### Given text
────────────────────


    • Guest   October 26, 2008 at 11:14 am

      then how does the govt make payments on all the treasury bonds it has to sell?if you say “print” i would agree, but they are resisting this mightily, largely at the behest of our creditors who do not want to see their receivable devalued (which is the same as lightening the burden of our payable.)

  5. Anonymous   October 26, 2008 at 4:29 am

    It would be better to forgive student loans. Young adults want to start a life with purchases of homes and cars but instead are living in apartments and taking the bus. Most have jobs but can’t afford to buy because of heavy student debt. Set them free and they will recharge the economy.

    • Guest   October 26, 2008 at 10:55 am

      yes it is a good idea, and make school affordable so future students can avoid those loans.but the tendency now seems to be to ensure that no loans are forgiven, at least not to consumers. sheila bair has commented on one aspect of this.

  6. Anonymous   October 26, 2008 at 4:40 am

    It would be better to forgive student loans. Young adults want to start a life with purchases of homes and cars but instead are living in apartments and taking the bus. Most have jobs but can’t afford to buy because of heavy student debt. Set them free and they will recharge the economy.

  7. villager   October 26, 2008 at 7:54 am

    Despite the impressive credentials of these authors, they “don’t get it”. The financial crisis and the recession are separate events occurring simultaneously with their impact becoming interrelated. A worsening financial crisis deepens the recession. More than bank liquidity and consumer spending are needed given the seriousness and cause of the maladies. Also, the economic paradigm needs to be revisited. With fewer resources being extracted from it, the planet is probably breathing a sigh of relief.

    • Guest   October 26, 2008 at 11:00 am

      they are talking their book. now we understand more about how they got where they are in academics.banks are to be permitted to delever but not’s time for another angry groundswell like we had after the first and second bank bailout plans in the House. as a result it seems to have cost “them” something to force through the third one, and the banks are getting less favored treatment from it.let’s do it again, can’t let up on these peeps. and that doesn’t mean electing obama, or mccain, neither one has said much about this whole situation. obama is actually wall street’s candidate according to the campaign contributions he has received.

────────────────────

### Exercise details
Answer these questions about the comment thread:
1. In the comment posted October 26, 2008 at 4:29 am, what keeps most young adults who have jobs from buying homes and cars?
2. According to the comment signed "villager," what does a worsening financial crisis do?
3. In the reply posted at 11:00 am, which candidate is called Wall Street's candidate, and on what basis?

────────────────────

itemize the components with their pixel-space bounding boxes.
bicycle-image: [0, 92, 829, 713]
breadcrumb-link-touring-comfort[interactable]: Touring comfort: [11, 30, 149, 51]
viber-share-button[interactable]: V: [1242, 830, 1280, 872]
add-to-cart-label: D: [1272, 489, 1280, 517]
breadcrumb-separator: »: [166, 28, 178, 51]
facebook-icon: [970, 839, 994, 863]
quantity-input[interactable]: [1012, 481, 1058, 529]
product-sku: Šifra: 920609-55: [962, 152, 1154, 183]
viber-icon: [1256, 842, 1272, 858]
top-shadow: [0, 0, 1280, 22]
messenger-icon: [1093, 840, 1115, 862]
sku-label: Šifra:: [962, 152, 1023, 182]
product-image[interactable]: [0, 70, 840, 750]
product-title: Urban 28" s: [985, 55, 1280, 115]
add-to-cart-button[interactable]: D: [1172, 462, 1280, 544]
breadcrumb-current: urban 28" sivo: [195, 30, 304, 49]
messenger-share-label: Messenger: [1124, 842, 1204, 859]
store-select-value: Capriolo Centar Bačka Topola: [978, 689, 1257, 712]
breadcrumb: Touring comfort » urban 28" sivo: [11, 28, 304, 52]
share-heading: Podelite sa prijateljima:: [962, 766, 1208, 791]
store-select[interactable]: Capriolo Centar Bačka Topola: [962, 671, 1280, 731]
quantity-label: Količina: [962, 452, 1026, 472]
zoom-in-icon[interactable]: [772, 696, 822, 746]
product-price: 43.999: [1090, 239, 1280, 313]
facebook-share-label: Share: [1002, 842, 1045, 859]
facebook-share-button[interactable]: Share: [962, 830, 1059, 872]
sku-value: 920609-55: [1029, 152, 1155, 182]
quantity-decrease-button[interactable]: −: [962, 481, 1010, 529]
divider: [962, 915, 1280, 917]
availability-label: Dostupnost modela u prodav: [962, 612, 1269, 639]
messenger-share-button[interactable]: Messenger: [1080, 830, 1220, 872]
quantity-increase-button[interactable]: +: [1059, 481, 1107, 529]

────────────────────

### Result below
1. Heavy student debt.
2. It deepens the recession.
3. Obama, based on the campaign contributions he has received.